▶ Short exercise
Give the data a second time, exactly and in full.

▶ Dataset excerpts

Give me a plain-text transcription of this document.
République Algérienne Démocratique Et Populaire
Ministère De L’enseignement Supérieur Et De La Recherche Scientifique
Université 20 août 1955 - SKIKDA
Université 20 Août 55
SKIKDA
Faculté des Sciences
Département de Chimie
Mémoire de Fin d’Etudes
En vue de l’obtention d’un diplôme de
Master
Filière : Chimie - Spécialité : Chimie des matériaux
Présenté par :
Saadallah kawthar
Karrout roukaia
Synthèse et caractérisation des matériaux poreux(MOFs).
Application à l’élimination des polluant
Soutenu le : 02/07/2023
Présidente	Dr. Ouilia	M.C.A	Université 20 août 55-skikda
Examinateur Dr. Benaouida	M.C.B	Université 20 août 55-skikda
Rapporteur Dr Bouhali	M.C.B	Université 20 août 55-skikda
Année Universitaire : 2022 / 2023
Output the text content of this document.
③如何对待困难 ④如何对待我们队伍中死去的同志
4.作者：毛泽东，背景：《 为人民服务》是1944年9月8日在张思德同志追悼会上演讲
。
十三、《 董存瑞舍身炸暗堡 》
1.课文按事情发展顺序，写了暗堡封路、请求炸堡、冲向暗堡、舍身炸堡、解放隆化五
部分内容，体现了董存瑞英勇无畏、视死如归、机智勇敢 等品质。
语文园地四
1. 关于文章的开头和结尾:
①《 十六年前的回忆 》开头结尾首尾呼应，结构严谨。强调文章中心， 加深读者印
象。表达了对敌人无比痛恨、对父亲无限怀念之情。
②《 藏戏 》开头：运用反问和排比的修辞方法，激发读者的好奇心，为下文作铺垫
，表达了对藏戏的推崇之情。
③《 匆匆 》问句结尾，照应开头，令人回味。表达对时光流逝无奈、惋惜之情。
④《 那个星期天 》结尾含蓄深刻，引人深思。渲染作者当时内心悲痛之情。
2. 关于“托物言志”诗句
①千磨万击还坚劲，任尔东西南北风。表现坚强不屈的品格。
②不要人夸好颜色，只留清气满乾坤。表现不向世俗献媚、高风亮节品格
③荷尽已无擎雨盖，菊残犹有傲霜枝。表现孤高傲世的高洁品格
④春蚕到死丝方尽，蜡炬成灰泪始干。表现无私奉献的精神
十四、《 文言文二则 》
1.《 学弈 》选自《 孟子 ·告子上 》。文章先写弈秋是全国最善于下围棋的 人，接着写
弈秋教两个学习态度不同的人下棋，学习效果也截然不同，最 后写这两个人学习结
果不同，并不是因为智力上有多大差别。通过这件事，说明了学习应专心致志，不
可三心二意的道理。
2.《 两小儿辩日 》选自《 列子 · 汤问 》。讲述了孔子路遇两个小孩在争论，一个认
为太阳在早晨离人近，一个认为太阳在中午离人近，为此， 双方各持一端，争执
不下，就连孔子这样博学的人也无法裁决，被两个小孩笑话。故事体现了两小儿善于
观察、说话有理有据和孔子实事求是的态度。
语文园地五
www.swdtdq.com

▶ Problem solution
Give me a plain-text transcription of this document.
République Algérienne Démocratique Et Populaire
Ministère De L’enseignement Supérieur Et De La Recherche Scientifique
Université 20 août 1955 - SKIKDA
Université 20 Août 55
SKIKDA
Faculté des Sciences
Département de Chimie
Mémoire de Fin d’Etudes
En vue de l’obtention d’un diplôme de
Master
Filière : Chimie - Spécialité : Chimie des matériaux
Présenté par :
Saadallah kawthar
Karrout roukaia
Synthèse et caractérisation des matériaux poreux(MOFs).
Application à l’élimination des polluant
Soutenu le : 02/07/2023
Présidente	Dr. Ouilia	M.C.A	Université 20 août 55-skikda
Examinateur Dr. Benaouida	M.C.B	Université 20 août 55-skikda
Rapporteur Dr Bouhali	M.C.B	Université 20 août 55-skikda
Année Universitaire : 2022 / 2023
Output the text content of this document.
③如何对待困难 ④如何对待我们队伍中死去的同志
4.作者：毛泽东，背景：《 为人民服务》是1944年9月8日在张思德同志追悼会上演讲
。
十三、《 董存瑞舍身炸暗堡 》
1.课文按事情发展顺序，写了暗堡封路、请求炸堡、冲向暗堡、舍身炸堡、解放隆化五
部分内容，体现了董存瑞英勇无畏、视死如归、机智勇敢 等品质。
语文园地四
1. 关于文章的开头和结尾:
①《 十六年前的回忆 》开头结尾首尾呼应，结构严谨。强调文章中心， 加深读者印
象。表达了对敌人无比痛恨、对父亲无限怀念之情。
②《 藏戏 》开头：运用反问和排比的修辞方法，激发读者的好奇心，为下文作铺垫
，表达了对藏戏的推崇之情。
③《 匆匆 》问句结尾，照应开头，令人回味。表达对时光流逝无奈、惋惜之情。
④《 那个星期天 》结尾含蓄深刻，引人深思。渲染作者当时内心悲痛之情。
2. 关于“托物言志”诗句
①千磨万击还坚劲，任尔东西南北风。表现坚强不屈的品格。
②不要人夸好颜色，只留清气满乾坤。表现不向世俗献媚、高风亮节品格
③荷尽已无擎雨盖，菊残犹有傲霜枝。表现孤高傲世的高洁品格
④春蚕到死丝方尽，蜡炬成灰泪始干。表现无私奉献的精神
十四、《 文言文二则 》
1.《 学弈 》选自《 孟子 ·告子上 》。文章先写弈秋是全国最善于下围棋的 人，接着写
弈秋教两个学习态度不同的人下棋，学习效果也截然不同，最 后写这两个人学习结
果不同，并不是因为智力上有多大差别。通过这件事，说明了学习应专心致志，不
可三心二意的道理。
2.《 两小儿辩日 》选自《 列子 · 汤问 》。讲述了孔子路遇两个小孩在争论，一个认
为太阳在早晨离人近，一个认为太阳在中午离人近，为此， 双方各持一端，争执
不下，就连孔子这样博学的人也无法裁决，被两个小孩笑话。故事体现了两小儿善于
观察、说话有理有据和孔子实事求是的态度。
语文园地五
www.swdtdq.com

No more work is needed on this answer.